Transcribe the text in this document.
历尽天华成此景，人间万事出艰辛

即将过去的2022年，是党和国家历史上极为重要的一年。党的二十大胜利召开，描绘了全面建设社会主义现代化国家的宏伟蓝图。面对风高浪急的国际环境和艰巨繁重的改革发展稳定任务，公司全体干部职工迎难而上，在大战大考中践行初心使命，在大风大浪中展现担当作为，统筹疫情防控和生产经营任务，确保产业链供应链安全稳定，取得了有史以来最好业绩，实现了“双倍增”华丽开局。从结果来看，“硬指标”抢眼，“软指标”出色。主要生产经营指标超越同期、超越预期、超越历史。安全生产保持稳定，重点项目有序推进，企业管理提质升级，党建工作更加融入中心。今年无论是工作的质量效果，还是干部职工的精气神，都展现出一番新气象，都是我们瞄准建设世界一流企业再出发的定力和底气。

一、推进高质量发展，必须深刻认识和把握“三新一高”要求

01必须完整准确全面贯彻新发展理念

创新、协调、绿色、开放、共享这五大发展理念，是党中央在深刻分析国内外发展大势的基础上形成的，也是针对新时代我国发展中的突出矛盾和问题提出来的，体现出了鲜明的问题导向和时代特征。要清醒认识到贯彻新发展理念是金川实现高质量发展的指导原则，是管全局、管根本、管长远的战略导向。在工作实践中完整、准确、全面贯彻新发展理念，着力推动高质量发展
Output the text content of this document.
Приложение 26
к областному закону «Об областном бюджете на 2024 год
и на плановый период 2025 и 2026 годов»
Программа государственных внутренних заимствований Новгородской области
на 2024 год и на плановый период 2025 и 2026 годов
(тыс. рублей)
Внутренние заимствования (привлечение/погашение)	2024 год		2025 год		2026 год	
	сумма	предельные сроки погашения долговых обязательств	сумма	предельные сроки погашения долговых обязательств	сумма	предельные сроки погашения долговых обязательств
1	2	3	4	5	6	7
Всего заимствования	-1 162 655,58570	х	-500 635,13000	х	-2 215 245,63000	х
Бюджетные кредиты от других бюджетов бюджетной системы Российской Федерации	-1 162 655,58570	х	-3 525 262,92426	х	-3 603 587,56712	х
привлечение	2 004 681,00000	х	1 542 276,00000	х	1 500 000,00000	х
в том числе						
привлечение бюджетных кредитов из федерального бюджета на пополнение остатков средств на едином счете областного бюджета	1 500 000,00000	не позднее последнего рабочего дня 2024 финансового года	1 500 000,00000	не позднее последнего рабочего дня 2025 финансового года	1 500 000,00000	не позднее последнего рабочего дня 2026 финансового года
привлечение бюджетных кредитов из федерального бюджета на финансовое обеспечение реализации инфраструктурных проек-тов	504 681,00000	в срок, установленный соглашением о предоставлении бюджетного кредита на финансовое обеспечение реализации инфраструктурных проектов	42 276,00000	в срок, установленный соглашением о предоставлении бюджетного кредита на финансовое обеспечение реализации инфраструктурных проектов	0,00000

• **EXERCISE INSTRUCTIONS**
The records above should be duplicated in full, exactly as given.

• **COMPLETE RESPONSE**
Transcribe the text in this document.
历尽天华成此景，人间万事出艰辛

即将过去的2022年，是党和国家历史上极为重要的一年。党的二十大胜利召开，描绘了全面建设社会主义现代化国家的宏伟蓝图。面对风高浪急的国际环境和艰巨繁重的改革发展稳定任务，公司全体干部职工迎难而上，在大战大考中践行初心使命，在大风大浪中展现担当作为，统筹疫情防控和生产经营任务，确保产业链供应链安全稳定，取得了有史以来最好业绩，实现了“双倍增”华丽开局。从结果来看，“硬指标”抢眼，“软指标”出色。主要生产经营指标超越同期、超越预期、超越历史。安全生产保持稳定，重点项目有序推进，企业管理提质升级，党建工作更加融入中心。今年无论是工作的质量效果，还是干部职工的精气神，都展现出一番新气象，都是我们瞄准建设世界一流企业再出发的定力和底气。

一、推进高质量发展，必须深刻认识和把握“三新一高”要求

01必须完整准确全面贯彻新发展理念

创新、协调、绿色、开放、共享这五大发展理念，是党中央在深刻分析国内外发展大势的基础上形成的，也是针对新时代我国发展中的突出矛盾和问题提出来的，体现出了鲜明的问题导向和时代特征。要清醒认识到贯彻新发展理念是金川实现高质量发展的指导原则，是管全局、管根本、管长远的战略导向。在工作实践中完整、准确、全面贯彻新发展理念，着力推动高质量发展
Output the text content of this document.
Приложение 26
к областному закону «Об областном бюджете на 2024 год
и на плановый период 2025 и 2026 годов»
Программа государственных внутренних заимствований Новгородской области
на 2024 год и на плановый период 2025 и 2026 годов
(тыс. рублей)
Внутренние заимствования (привлечение/погашение)	2024 год		2025 год		2026 год	
	сумма	предельные сроки погашения долговых обязательств	сумма	предельные сроки погашения долговых обязательств	сумма	предельные сроки погашения долговых обязательств
1	2	3	4	5	6	7
Всего заимствования	-1 162 655,58570	х	-500 635,13000	х	-2 215 245,63000	х
Бюджетные кредиты от других бюджетов бюджетной системы Российской Федерации	-1 162 655,58570	х	-3 525 262,92426	х	-3 603 587,56712	х
привлечение	2 004 681,00000	х	1 542 276,00000	х	1 500 000,00000	х
в том числе						
привлечение бюджетных кредитов из федерального бюджета на пополнение остатков средств на едином счете областного бюджета	1 500 000,00000	не позднее последнего рабочего дня 2024 финансового года	1 500 000,00000	не позднее последнего рабочего дня 2025 финансового года	1 500 000,00000	не позднее последнего рабочего дня 2026 финансового года
привлечение бюджетных кредитов из федерального бюджета на финансовое обеспечение реализации инфраструктурных проек-тов	504 681,00000	в срок, установленный соглашением о предоставлении бюджетного кредита на финансовое обеспечение реализации инфраструктурных проектов	42 276,00000	в срок, установленный соглашением о предоставлении бюджетного кредита на финансовое обеспечение реализации инфраструктурных проектов	0,00000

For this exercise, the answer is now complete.